- **WHAT YOU ARE ASKED TO DO**:
Determine how many lines include the word "right", then give that number and nothing more.

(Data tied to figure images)
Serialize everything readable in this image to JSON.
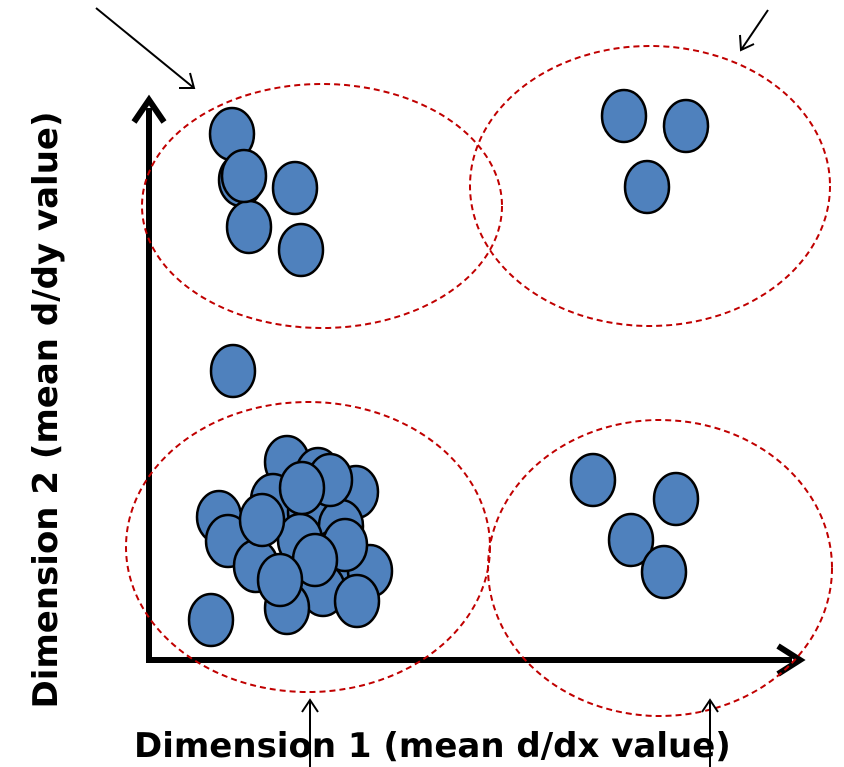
{
  "axes": {
    "xlabel": "Dimension 1 (mean d/dx value)",
    "ylabel": "Dimension 2 (mean d/dy value)"
  },
  "colors": {
    "point_fill": "#4f81bd",
    "point_stroke": "#000000",
    "cluster_outline": "#c00000",
    "axis": "#000000"
  },
  "chart_data": {
    "type": "scatter",
    "xlabel": "Dimension 1 (mean d/dx value)",
    "ylabel": "Dimension 2 (mean d/dy value)",
    "grid": false,
    "regions": [
      "top-left",
      "top-right",
      "bottom-left",
      "bottom-right"
    ],
    "cluster_counts": {
      "top-left": 6,
      "top-right": 3,
      "bottom-left": 22,
      "bottom-right": 4,
      "unassigned": 1
    }
  }
}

- **OUTPUT BELOW**:
4